→ What you need to do: Within the records that follow, find every line containing the string "title". Copy those lines.

→ Material for this exercise:
[start]

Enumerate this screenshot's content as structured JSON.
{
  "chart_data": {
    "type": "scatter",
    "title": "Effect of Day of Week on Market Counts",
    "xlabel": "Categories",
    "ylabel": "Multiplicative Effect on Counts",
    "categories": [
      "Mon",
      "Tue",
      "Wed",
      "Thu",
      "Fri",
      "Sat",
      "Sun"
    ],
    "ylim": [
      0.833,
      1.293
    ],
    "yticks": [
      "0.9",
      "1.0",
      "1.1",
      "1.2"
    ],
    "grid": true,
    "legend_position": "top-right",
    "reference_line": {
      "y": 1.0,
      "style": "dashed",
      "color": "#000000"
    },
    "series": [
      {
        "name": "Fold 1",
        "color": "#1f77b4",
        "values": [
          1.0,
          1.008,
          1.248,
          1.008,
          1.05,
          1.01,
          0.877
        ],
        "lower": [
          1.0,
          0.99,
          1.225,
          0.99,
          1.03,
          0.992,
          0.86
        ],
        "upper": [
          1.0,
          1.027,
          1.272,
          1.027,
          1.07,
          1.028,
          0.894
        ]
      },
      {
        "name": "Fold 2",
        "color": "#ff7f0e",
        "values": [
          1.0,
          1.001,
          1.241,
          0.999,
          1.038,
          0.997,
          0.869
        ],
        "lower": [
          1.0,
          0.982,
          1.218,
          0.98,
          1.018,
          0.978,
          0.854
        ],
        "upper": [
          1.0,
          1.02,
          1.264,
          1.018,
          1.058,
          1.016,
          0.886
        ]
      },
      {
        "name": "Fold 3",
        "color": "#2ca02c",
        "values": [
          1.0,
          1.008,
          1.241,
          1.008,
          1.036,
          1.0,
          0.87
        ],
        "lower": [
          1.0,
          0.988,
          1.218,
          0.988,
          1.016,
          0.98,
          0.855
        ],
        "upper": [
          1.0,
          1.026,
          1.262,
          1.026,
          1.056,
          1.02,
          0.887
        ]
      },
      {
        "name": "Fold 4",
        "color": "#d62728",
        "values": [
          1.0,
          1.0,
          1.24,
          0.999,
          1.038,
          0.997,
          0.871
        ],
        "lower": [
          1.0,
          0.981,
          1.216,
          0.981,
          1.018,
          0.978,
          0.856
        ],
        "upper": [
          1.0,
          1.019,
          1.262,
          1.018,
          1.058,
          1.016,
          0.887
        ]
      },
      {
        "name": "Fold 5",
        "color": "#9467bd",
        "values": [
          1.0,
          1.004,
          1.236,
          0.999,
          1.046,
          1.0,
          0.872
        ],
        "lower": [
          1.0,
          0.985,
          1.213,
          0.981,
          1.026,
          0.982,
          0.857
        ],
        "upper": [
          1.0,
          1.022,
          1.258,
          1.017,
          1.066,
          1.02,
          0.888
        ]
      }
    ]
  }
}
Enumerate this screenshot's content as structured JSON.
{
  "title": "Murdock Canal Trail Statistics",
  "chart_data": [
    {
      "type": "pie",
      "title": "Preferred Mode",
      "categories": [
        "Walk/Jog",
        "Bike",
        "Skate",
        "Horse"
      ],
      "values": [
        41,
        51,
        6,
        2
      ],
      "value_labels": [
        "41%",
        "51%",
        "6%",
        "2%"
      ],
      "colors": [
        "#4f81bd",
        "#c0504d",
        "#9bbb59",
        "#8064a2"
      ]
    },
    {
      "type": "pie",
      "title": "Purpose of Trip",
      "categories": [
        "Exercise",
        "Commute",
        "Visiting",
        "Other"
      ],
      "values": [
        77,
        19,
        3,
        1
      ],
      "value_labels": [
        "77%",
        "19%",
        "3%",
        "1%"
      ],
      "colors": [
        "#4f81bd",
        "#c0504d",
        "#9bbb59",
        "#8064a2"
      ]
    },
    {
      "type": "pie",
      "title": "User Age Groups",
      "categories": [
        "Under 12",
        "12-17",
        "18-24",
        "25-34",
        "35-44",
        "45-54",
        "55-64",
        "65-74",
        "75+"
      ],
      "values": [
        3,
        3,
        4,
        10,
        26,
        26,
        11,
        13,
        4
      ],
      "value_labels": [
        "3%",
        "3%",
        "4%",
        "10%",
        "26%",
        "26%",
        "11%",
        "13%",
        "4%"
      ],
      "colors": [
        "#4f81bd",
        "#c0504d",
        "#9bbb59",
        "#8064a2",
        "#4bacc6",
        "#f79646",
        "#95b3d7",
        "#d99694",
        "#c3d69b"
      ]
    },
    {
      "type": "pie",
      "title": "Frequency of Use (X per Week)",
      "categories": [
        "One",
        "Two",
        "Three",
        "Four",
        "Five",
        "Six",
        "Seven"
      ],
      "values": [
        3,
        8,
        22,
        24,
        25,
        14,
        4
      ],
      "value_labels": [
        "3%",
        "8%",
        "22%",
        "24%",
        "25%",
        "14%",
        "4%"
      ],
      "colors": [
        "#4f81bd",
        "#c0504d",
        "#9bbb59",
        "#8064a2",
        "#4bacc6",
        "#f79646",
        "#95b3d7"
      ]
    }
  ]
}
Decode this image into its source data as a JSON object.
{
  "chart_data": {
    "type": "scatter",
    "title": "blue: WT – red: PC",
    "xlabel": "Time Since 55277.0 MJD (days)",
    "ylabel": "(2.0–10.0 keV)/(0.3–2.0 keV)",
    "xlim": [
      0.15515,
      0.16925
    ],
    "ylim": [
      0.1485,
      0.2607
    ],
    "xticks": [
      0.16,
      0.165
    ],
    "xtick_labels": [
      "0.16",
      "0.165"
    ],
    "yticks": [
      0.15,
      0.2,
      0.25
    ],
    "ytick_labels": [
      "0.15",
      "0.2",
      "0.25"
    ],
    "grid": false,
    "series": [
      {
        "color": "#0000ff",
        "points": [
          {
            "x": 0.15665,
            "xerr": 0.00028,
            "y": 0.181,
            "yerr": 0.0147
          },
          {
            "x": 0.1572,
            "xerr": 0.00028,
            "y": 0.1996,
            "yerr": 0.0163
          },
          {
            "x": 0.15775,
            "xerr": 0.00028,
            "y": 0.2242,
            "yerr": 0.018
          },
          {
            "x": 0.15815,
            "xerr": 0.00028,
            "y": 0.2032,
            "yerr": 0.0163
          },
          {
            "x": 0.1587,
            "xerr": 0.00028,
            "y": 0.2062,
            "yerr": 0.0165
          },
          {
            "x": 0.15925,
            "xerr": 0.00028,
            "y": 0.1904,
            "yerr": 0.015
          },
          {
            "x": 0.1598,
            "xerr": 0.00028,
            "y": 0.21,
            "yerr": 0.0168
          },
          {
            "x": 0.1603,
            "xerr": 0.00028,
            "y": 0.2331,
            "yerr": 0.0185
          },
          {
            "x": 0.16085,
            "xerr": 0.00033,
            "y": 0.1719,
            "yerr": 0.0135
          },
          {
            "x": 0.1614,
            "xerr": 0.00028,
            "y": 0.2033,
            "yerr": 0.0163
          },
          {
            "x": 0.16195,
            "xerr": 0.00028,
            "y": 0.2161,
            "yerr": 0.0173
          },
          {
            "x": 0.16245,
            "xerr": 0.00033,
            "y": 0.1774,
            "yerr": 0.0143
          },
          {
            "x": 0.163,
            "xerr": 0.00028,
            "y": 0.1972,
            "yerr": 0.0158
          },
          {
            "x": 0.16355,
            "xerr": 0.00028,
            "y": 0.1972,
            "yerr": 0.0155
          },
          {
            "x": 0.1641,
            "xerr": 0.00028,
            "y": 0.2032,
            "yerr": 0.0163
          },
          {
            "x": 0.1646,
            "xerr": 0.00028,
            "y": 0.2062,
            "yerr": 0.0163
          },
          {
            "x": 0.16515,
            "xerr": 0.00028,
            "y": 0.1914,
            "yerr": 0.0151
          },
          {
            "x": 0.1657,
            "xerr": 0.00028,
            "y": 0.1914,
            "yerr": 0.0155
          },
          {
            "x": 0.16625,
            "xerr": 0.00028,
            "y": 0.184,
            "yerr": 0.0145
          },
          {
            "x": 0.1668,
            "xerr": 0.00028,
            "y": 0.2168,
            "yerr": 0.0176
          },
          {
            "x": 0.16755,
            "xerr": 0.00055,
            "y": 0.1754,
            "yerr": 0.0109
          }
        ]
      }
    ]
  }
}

[end]

→ Full solution:
    "title": "Effect of Day of Week on Market Counts",
  "title": "Murdock Canal Trail Statistics",
      "title": "Preferred Mode",
      "title": "Purpose of Trip",
      "title": "User Age Groups",
      "title": "Frequency of Use (X per Week)",
    "title": "blue: WT – red: PC",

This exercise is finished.